» **Given entries**:
________________
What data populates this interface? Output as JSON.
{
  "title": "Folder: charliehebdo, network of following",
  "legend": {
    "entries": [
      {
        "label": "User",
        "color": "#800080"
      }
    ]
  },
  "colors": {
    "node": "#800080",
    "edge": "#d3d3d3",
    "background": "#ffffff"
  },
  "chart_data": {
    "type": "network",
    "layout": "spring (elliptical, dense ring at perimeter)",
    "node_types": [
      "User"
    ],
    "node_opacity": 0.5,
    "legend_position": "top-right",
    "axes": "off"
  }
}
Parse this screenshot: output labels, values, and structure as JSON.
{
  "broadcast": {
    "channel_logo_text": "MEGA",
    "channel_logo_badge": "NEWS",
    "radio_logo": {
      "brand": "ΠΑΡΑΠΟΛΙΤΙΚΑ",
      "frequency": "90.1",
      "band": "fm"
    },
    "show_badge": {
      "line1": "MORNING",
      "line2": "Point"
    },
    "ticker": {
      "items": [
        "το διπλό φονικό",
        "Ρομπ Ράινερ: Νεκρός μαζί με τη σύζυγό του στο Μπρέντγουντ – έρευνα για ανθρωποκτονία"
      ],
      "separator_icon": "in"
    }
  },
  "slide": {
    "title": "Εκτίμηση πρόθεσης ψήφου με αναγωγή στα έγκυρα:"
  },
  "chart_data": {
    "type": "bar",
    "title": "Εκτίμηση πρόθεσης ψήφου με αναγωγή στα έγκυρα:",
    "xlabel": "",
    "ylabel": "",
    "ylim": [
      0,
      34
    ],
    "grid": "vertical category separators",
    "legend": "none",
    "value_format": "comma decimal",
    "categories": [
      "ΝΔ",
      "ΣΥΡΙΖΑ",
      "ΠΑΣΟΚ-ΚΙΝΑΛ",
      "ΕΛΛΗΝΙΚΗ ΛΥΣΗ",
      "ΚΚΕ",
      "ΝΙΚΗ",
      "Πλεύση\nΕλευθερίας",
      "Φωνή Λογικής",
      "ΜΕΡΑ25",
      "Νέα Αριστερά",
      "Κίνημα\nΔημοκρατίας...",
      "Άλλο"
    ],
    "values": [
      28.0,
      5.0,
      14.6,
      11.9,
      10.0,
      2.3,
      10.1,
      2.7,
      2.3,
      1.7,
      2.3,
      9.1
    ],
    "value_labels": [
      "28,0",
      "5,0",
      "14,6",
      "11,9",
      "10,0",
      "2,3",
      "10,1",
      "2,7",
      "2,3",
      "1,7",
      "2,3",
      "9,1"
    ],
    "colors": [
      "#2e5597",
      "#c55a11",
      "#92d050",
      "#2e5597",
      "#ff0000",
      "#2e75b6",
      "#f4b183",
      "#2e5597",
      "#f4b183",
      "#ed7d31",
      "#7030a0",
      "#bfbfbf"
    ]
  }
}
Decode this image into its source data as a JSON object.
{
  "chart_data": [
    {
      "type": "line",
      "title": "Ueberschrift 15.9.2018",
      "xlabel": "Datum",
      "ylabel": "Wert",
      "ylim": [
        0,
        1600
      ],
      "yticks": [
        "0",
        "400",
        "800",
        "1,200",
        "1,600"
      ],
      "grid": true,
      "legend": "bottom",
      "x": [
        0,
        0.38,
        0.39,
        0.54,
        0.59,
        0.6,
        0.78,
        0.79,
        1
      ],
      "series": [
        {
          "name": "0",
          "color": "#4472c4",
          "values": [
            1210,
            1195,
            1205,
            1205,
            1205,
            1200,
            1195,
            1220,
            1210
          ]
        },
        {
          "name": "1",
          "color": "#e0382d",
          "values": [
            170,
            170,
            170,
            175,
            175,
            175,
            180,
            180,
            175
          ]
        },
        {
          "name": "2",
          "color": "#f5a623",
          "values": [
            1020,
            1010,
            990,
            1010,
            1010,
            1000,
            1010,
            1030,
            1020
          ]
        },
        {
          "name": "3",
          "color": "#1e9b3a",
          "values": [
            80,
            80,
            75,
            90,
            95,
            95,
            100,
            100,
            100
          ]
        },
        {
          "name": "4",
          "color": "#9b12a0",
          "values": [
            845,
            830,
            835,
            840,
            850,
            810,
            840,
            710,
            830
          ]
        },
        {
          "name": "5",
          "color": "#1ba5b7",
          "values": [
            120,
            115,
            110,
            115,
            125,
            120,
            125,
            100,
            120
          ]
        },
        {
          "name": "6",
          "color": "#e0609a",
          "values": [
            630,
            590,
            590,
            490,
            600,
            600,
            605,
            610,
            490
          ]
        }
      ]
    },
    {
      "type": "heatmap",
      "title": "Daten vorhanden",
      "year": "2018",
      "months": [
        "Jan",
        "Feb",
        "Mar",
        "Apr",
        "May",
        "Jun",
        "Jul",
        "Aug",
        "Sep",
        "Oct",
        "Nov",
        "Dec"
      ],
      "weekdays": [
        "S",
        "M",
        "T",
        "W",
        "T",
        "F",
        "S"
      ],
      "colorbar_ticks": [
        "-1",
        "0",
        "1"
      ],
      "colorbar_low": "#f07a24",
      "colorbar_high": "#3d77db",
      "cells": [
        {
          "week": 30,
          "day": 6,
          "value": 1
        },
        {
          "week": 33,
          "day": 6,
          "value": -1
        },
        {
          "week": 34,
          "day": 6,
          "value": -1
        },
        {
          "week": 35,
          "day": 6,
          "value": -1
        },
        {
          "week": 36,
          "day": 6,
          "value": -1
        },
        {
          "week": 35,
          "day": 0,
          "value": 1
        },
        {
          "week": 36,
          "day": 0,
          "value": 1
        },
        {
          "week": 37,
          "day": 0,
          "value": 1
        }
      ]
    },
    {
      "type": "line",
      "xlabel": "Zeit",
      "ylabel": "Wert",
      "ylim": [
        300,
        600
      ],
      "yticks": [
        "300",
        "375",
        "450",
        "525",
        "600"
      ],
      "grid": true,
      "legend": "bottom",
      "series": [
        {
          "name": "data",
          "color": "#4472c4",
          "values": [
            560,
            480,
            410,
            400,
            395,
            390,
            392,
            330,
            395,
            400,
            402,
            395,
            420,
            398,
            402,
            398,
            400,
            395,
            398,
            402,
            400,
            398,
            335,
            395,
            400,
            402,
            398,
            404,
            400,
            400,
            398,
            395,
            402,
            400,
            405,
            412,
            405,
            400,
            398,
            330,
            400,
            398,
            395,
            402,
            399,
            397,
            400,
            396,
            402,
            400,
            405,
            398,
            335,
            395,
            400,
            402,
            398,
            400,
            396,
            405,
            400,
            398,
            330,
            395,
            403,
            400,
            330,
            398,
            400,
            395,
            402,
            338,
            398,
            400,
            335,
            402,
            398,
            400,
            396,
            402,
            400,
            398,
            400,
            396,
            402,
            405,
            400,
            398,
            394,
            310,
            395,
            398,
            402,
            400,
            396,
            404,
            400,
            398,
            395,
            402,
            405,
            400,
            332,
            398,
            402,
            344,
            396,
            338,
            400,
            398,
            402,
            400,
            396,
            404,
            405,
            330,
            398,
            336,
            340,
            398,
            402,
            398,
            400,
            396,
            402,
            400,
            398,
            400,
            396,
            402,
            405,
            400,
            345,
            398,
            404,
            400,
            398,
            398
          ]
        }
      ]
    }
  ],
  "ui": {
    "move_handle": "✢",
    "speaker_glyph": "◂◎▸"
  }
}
________________
» **Task prompt**: Restate the data above word for word, please.

» **Full answer**:
What data populates this interface? Output as JSON.
{
  "title": "Folder: charliehebdo, network of following",
  "legend": {
    "entries": [
      {
        "label": "User",
        "color": "#800080"
      }
    ]
  },
  "colors": {
    "node": "#800080",
    "edge": "#d3d3d3",
    "background": "#ffffff"
  },
  "chart_data": {
    "type": "network",
    "layout": "spring (elliptical, dense ring at perimeter)",
    "node_types": [
      "User"
    ],
    "node_opacity": 0.5,
    "legend_position": "top-right",
    "axes": "off"
  }
}
Parse this screenshot: output labels, values, and structure as JSON.
{
  "broadcast": {
    "channel_logo_text": "MEGA",
    "channel_logo_badge": "NEWS",
    "radio_logo": {
      "brand": "ΠΑΡΑΠΟΛΙΤΙΚΑ",
      "frequency": "90.1",
      "band": "fm"
    },
    "show_badge": {
      "line1": "MORNING",
      "line2": "Point"
    },
    "ticker": {
      "items": [
        "το διπλό φονικό",
        "Ρομπ Ράινερ: Νεκρός μαζί με τη σύζυγό του στο Μπρέντγουντ – έρευνα για ανθρωποκτονία"
      ],
      "separator_icon": "in"
    }
  },
  "slide": {
    "title": "Εκτίμηση πρόθεσης ψήφου με αναγωγή στα έγκυρα:"
  },
  "chart_data": {
    "type": "bar",
    "title": "Εκτίμηση πρόθεσης ψήφου με αναγωγή στα έγκυρα:",
    "xlabel": "",
    "ylabel": "",
    "ylim": [
      0,
      34
    ],
    "grid": "vertical category separators",
    "legend": "none",
    "value_format": "comma decimal",
    "categories": [
      "ΝΔ",
      "ΣΥΡΙΖΑ",
      "ΠΑΣΟΚ-ΚΙΝΑΛ",
      "ΕΛΛΗΝΙΚΗ ΛΥΣΗ",
      "ΚΚΕ",
      "ΝΙΚΗ",
      "Πλεύση\nΕλευθερίας",
      "Φωνή Λογικής",
      "ΜΕΡΑ25",
      "Νέα Αριστερά",
      "Κίνημα\nΔημοκρατίας...",
      "Άλλο"
    ],
    "values": [
      28.0,
      5.0,
      14.6,
      11.9,
      10.0,
      2.3,
      10.1,
      2.7,
      2.3,
      1.7,
      2.3,
      9.1
    ],
    "value_labels": [
      "28,0",
      "5,0",
      "14,6",
      "11,9",
      "10,0",
      "2,3",
      "10,1",
      "2,7",
      "2,3",
      "1,7",
      "2,3",
      "9,1"
    ],
    "colors": [
      "#2e5597",
      "#c55a11",
      "#92d050",
      "#2e5597",
      "#ff0000",
      "#2e75b6",
      "#f4b183",
      "#2e5597",
      "#f4b183",
      "#ed7d31",
      "#7030a0",
      "#bfbfbf"
    ]
  }
}
Decode this image into its source data as a JSON object.
{
  "chart_data": [
    {
      "type": "line",
      "title": "Ueberschrift 15.9.2018",
      "xlabel": "Datum",
      "ylabel": "Wert",
      "ylim": [
        0,
        1600
      ],
      "yticks": [
        "0",
        "400",
        "800",
        "1,200",
        "1,600"
      ],
      "grid": true,
      "legend": "bottom",
      "x": [
        0,
        0.38,
        0.39,
        0.54,
        0.59,
        0.6,
        0.78,
        0.79,
        1
      ],
      "series": [
        {
          "name": "0",
          "color": "#4472c4",
          "values": [
            1210,
            1195,
            1205,
            1205,
            1205,
            1200,
            1195,
            1220,
            1210
          ]
        },
        {
          "name": "1",
          "color": "#e0382d",
          "values": [
            170,
            170,
            170,
            175,
            175,
            175,
            180,
            180,
            175
          ]
        },
        {
          "name": "2",
          "color": "#f5a623",
          "values": [
            1020,
            1010,
            990,
            1010,
            1010,
            1000,
            1010,
            1030,
            1020
          ]
        },
        {
          "name": "3",
          "color": "#1e9b3a",
          "values": [
            80,
            80,
            75,
            90,
            95,
            95,
            100,
            100,
            100
          ]
        },
        {
          "name": "4",
          "color": "#9b12a0",
          "values": [
            845,
            830,
            835,
            840,
            850,
            810,
            840,
            710,
            830
          ]
        },
        {
          "name": "5",
          "color": "#1ba5b7",
          "values": [
            120,
            115,
            110,
            115,
            125,
            120,
            125,
            100,
            120
          ]
        },
        {
          "name": "6",
          "color": "#e0609a",
          "values": [
            630,
            590,
            590,
            490,
            600,
            600,
            605,
            610,
            490
          ]
        }
      ]
    },
    {
      "type": "heatmap",
      "title": "Daten vorhanden",
      "year": "2018",
      "months": [
        "Jan",
        "Feb",
        "Mar",
        "Apr",
        "May",
        "Jun",
        "Jul",
        "Aug",
        "Sep",
        "Oct",
        "Nov",
        "Dec"
      ],
      "weekdays": [
        "S",
        "M",
        "T",
        "W",
        "T",
        "F",
        "S"
      ],
      "colorbar_ticks": [
        "-1",
        "0",
        "1"
      ],
      "colorbar_low": "#f07a24",
      "colorbar_high": "#3d77db",
      "cells": [
        {
          "week": 30,
          "day": 6,
          "value": 1
        },
        {
          "week": 33,
          "day": 6,
          "value": -1
        },
        {
          "week": 34,
          "day": 6,
          "value": -1
        },
        {
          "week": 35,
          "day": 6,
          "value": -1
        },
        {
          "week": 36,
          "day": 6,
          "value": -1
        },
        {
          "week": 35,
          "day": 0,
          "value": 1
        },
        {
          "week": 36,
          "day": 0,
          "value": 1
        },
        {
          "week": 37,
          "day": 0,
          "value": 1
        }
      ]
    },
    {
      "type": "line",
      "xlabel": "Zeit",
      "ylabel": "Wert",
      "ylim": [
        300,
        600
      ],
      "yticks": [
        "300",
        "375",
        "450",
        "525",
        "600"
      ],
      "grid": true,
      "legend": "bottom",
      "series": [
        {
          "name": "data",
          "color": "#4472c4",
          "values": [
            560,
            480,
            410,
            400,
            395,
            390,
            392,
            330,
            395,
            400,
            402,
            395,
            420,
            398,
            402,
            398,
            400,
            395,
            398,
            402,
            400,
            398,
            335,
            395,
            400,
            402,
            398,
            404,
            400,
            400,
            398,
            395,
            402,
            400,
            405,
            412,
            405,
            400,
            398,
            330,
            400,
            398,
            395,
            402,
            399,
            397,
            400,
            396,
            402,
            400,
            405,
            398,
            335,
            395,
            400,
            402,
            398,
            400,
            396,
            405,
            400,
            398,
            330,
            395,
            403,
            400,
            330,
            398,
            400,
            395,
            402,
            338,
            398,
            400,
            335,
            402,
            398,
            400,
            396,
            402,
            400,
            398,
            400,
            396,
            402,
            405,
            400,
            398,
            394,
            310,
            395,
            398,
            402,
            400,
            396,
            404,
            400,
            398,
            395,
            402,
            405,
            400,
            332,
            398,
            402,
            344,
            396,
            338,
            400,
            398,
            402,
            400,
            396,
            404,
            405,
            330,
            398,
            336,
            340,
            398,
            402,
            398,
            400,
            396,
            402,
            400,
            398,
            400,
            396,
            402,
            405,
            400,
            345,
            398,
            404,
            400,
            398,
            398
          ]
        }
      ]
    }
  ],
  "ui": {
    "move_handle": "✢",
    "speaker_glyph": "◂◎▸"
  }
}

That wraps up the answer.